:: Information given
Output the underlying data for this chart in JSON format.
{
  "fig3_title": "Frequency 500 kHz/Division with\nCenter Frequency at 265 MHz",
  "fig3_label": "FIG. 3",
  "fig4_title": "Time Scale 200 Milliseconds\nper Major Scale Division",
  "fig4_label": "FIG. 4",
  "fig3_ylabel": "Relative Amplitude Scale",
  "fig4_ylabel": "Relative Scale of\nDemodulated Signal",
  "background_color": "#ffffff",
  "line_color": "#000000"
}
::::
The records above must be repeated exactly, every one of them.

§ **Reply to the exercise**:
Output the underlying data for this chart in JSON format.
{
  "fig3_title": "Frequency 500 kHz/Division with\nCenter Frequency at 265 MHz",
  "fig3_label": "FIG. 3",
  "fig4_title": "Time Scale 200 Milliseconds\nper Major Scale Division",
  "fig4_label": "FIG. 4",
  "fig3_ylabel": "Relative Amplitude Scale",
  "fig4_ylabel": "Relative Scale of\nDemodulated Signal",
  "background_color": "#ffffff",
  "line_color": "#000000"
}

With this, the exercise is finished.